_SHORT TASK_
Copy out every line of the data exactly.

_EXTRACTED MATERIAL_

..........

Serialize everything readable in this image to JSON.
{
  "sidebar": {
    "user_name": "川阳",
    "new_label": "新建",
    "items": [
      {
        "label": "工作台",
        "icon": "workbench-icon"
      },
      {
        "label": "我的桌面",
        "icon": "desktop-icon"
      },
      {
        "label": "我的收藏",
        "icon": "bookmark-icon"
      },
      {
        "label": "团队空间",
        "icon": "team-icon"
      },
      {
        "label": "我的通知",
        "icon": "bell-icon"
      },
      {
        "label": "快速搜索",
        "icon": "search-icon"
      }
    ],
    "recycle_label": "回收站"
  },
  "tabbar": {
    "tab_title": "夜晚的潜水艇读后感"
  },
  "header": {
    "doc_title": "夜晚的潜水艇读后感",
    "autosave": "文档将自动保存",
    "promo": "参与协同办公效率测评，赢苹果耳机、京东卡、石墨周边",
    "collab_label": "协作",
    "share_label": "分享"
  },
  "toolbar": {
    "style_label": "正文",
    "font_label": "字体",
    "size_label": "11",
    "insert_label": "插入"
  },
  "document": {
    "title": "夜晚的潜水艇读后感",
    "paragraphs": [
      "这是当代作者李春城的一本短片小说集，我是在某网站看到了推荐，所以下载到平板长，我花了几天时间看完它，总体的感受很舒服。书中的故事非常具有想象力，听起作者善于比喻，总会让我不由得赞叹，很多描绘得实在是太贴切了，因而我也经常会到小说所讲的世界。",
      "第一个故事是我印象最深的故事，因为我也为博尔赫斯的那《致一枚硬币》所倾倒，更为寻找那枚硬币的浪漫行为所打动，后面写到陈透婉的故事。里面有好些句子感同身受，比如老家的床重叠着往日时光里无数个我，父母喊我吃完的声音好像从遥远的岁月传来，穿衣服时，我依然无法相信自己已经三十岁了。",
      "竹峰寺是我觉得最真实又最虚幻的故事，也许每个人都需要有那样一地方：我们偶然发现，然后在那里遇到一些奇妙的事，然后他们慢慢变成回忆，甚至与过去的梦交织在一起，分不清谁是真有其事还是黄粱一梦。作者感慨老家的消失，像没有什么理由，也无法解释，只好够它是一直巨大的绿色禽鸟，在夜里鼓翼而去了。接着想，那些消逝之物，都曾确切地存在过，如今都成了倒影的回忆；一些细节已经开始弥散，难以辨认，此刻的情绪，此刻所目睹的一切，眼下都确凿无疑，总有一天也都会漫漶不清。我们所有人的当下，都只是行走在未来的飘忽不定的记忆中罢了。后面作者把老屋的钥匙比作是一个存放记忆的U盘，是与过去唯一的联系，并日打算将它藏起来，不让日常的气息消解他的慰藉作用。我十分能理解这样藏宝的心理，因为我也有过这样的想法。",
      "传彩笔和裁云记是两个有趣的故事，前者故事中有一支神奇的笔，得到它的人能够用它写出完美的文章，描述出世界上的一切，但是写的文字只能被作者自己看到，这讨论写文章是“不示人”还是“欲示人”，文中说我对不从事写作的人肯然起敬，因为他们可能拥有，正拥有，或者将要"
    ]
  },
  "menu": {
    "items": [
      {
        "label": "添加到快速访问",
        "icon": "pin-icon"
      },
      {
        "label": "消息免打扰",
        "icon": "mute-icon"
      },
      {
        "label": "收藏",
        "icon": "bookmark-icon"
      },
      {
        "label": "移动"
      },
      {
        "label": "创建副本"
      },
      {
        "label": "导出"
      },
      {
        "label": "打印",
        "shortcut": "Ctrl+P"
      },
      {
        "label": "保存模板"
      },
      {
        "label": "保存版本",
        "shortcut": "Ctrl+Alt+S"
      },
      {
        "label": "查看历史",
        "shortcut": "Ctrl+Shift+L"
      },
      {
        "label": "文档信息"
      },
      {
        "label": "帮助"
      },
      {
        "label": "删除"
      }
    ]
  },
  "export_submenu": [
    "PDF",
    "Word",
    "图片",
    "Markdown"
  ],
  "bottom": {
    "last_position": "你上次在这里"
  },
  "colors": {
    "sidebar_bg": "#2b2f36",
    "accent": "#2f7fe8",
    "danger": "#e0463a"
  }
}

..........

_ANSWER TO THIS TASK_
Serialize everything readable in this image to JSON.
{
  "sidebar": {
    "user_name": "川阳",
    "new_label": "新建",
    "items": [
      {
        "label": "工作台",
        "icon": "workbench-icon"
      },
      {
        "label": "我的桌面",
        "icon": "desktop-icon"
      },
      {
        "label": "我的收藏",
        "icon": "bookmark-icon"
      },
      {
        "label": "团队空间",
        "icon": "team-icon"
      },
      {
        "label": "我的通知",
        "icon": "bell-icon"
      },
      {
        "label": "快速搜索",
        "icon": "search-icon"
      }
    ],
    "recycle_label": "回收站"
  },
  "tabbar": {
    "tab_title": "夜晚的潜水艇读后感"
  },
  "header": {
    "doc_title": "夜晚的潜水艇读后感",
    "autosave": "文档将自动保存",
    "promo": "参与协同办公效率测评，赢苹果耳机、京东卡、石墨周边",
    "collab_label": "协作",
    "share_label": "分享"
  },
  "toolbar": {
    "style_label": "正文",
    "font_label": "字体",
    "size_label": "11",
    "insert_label": "插入"
  },
  "document": {
    "title": "夜晚的潜水艇读后感",
    "paragraphs": [
      "这是当代作者李春城的一本短片小说集，我是在某网站看到了推荐，所以下载到平板长，我花了几天时间看完它，总体的感受很舒服。书中的故事非常具有想象力，听起作者善于比喻，总会让我不由得赞叹，很多描绘得实在是太贴切了，因而我也经常会到小说所讲的世界。",
      "第一个故事是我印象最深的故事，因为我也为博尔赫斯的那《致一枚硬币》所倾倒，更为寻找那枚硬币的浪漫行为所打动，后面写到陈透婉的故事。里面有好些句子感同身受，比如老家的床重叠着往日时光里无数个我，父母喊我吃完的声音好像从遥远的岁月传来，穿衣服时，我依然无法相信自己已经三十岁了。",
      "竹峰寺是我觉得最真实又最虚幻的故事，也许每个人都需要有那样一地方：我们偶然发现，然后在那里遇到一些奇妙的事，然后他们慢慢变成回忆，甚至与过去的梦交织在一起，分不清谁是真有其事还是黄粱一梦。作者感慨老家的消失，像没有什么理由，也无法解释，只好够它是一直巨大的绿色禽鸟，在夜里鼓翼而去了。接着想，那些消逝之物，都曾确切地存在过，如今都成了倒影的回忆；一些细节已经开始弥散，难以辨认，此刻的情绪，此刻所目睹的一切，眼下都确凿无疑，总有一天也都会漫漶不清。我们所有人的当下，都只是行走在未来的飘忽不定的记忆中罢了。后面作者把老屋的钥匙比作是一个存放记忆的U盘，是与过去唯一的联系，并日打算将它藏起来，不让日常的气息消解他的慰藉作用。我十分能理解这样藏宝的心理，因为我也有过这样的想法。",
      "传彩笔和裁云记是两个有趣的故事，前者故事中有一支神奇的笔，得到它的人能够用它写出完美的文章，描述出世界上的一切，但是写的文字只能被作者自己看到，这讨论写文章是“不示人”还是“欲示人”，文中说我对不从事写作的人肯然起敬，因为他们可能拥有，正拥有，或者将要"
    ]
  },
  "menu": {
    "items": [
      {
        "label": "添加到快速访问",
        "icon": "pin-icon"
      },
      {
        "label": "消息免打扰",
        "icon": "mute-icon"
      },
      {
        "label": "收藏",
        "icon": "bookmark-icon"
      },
      {
        "label": "移动"
      },
      {
        "label": "创建副本"
      },
      {
        "label": "导出"
      },
      {
        "label": "打印",
        "shortcut": "Ctrl+P"
      },
      {
        "label": "保存模板"
      },
      {
        "label": "保存版本",
        "shortcut": "Ctrl+Alt+S"
      },
      {
        "label": "查看历史",
        "shortcut": "Ctrl+Shift+L"
      },
      {
        "label": "文档信息"
      },
      {
        "label": "帮助"
      },
      {
        "label": "删除"
      }
    ]
  },
  "export_submenu": [
    "PDF",
    "Word",
    "图片",
    "Markdown"
  ],
  "bottom": {
    "last_position": "你上次在这里"
  },
  "colors": {
    "sidebar_bg": "#2b2f36",
    "accent": "#2f7fe8",
    "danger": "#e0463a"
  }
}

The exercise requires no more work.